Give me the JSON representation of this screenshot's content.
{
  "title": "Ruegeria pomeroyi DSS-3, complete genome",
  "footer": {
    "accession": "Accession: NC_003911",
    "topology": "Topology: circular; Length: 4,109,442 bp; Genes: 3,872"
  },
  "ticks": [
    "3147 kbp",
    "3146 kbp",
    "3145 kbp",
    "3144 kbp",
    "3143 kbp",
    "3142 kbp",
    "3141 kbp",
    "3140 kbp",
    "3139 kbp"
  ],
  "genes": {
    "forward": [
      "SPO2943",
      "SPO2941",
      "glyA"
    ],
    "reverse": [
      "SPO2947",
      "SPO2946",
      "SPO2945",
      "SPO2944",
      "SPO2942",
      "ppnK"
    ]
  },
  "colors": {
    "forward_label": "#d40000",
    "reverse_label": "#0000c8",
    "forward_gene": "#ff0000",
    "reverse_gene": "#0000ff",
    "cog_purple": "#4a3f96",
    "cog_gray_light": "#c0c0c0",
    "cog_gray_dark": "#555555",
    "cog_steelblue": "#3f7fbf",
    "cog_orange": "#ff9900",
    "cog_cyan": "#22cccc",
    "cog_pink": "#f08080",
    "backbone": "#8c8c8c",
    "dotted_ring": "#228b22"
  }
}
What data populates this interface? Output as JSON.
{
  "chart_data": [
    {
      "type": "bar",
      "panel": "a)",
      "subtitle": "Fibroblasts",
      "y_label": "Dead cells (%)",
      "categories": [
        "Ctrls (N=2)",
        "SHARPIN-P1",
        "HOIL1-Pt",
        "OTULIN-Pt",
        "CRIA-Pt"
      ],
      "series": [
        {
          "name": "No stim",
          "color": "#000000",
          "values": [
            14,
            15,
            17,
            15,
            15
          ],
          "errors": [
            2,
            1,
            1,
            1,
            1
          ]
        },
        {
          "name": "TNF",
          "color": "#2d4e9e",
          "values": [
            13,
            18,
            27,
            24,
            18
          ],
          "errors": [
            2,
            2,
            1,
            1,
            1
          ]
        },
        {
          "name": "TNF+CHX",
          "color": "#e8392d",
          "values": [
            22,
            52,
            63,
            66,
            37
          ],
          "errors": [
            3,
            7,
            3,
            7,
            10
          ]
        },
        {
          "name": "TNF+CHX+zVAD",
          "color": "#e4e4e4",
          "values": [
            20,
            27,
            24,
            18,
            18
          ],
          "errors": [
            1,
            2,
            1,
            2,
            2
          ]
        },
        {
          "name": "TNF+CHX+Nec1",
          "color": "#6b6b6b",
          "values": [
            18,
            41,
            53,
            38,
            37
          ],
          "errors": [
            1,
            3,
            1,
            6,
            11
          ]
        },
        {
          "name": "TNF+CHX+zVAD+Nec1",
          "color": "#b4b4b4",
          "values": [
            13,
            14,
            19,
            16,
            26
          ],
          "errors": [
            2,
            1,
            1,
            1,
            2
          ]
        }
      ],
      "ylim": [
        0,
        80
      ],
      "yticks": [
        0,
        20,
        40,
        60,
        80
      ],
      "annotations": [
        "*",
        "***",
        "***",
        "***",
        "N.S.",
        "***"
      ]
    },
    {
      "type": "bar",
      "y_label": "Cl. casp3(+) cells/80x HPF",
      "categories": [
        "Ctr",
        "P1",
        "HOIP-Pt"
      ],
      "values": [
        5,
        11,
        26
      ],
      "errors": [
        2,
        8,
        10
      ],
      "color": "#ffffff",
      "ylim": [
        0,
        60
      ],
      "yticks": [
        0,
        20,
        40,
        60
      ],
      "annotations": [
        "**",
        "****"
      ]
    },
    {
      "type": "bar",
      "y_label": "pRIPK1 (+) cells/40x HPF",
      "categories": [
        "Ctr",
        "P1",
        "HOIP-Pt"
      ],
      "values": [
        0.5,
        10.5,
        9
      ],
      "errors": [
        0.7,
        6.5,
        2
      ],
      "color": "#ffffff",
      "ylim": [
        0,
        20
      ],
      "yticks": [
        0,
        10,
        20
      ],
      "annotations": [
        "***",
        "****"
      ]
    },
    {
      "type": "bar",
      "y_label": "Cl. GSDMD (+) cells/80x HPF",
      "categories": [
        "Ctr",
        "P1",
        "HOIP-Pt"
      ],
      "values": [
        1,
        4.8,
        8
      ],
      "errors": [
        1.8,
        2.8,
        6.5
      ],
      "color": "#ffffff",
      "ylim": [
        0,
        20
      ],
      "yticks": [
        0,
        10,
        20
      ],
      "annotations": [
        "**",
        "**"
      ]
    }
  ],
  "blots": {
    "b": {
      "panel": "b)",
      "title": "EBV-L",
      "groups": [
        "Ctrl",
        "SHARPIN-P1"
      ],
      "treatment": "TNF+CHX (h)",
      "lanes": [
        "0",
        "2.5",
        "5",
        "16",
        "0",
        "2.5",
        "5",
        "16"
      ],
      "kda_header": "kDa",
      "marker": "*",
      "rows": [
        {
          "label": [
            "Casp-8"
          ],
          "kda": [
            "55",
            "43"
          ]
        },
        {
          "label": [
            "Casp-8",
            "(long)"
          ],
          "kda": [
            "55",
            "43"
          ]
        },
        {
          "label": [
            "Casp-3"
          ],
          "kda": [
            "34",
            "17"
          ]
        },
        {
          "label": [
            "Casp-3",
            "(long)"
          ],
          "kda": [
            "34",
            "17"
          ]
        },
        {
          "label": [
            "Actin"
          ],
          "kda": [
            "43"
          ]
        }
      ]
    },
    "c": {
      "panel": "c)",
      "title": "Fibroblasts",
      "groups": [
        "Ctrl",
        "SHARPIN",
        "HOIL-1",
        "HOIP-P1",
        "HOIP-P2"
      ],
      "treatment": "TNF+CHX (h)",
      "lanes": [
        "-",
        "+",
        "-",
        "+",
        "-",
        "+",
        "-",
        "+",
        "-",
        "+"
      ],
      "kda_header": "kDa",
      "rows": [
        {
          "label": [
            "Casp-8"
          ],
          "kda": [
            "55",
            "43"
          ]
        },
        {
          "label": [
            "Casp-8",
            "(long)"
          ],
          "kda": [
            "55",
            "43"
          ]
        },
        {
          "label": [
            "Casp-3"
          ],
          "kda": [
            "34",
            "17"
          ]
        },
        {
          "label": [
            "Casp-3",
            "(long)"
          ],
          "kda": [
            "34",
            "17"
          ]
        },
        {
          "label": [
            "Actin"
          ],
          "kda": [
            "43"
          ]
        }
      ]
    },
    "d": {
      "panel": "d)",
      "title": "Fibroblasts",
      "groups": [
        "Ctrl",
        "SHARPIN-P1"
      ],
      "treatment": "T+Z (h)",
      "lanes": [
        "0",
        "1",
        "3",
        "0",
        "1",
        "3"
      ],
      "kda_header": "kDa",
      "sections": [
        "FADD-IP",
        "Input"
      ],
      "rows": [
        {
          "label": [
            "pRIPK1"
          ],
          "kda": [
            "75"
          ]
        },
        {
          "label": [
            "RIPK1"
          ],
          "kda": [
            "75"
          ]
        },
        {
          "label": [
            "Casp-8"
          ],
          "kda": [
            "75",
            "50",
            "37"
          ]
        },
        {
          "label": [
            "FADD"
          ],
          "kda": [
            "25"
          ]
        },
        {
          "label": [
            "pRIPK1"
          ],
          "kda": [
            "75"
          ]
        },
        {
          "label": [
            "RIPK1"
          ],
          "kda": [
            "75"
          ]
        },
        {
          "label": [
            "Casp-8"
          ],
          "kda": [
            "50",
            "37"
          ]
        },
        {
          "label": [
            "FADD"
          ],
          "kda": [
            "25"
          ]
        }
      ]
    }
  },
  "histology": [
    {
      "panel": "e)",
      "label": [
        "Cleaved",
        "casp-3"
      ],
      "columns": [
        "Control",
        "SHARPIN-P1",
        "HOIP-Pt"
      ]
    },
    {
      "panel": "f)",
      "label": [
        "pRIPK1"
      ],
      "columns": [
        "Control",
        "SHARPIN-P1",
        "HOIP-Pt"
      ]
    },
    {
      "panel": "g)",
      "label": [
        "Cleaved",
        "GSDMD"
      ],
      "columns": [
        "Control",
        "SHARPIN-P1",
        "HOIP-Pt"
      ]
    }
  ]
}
---
Scanning the data above, copy out every line where "zVAD" is found.

          "name": "TNF+CHX+zVAD",
          "name": "TNF+CHX+zVAD+Nec1",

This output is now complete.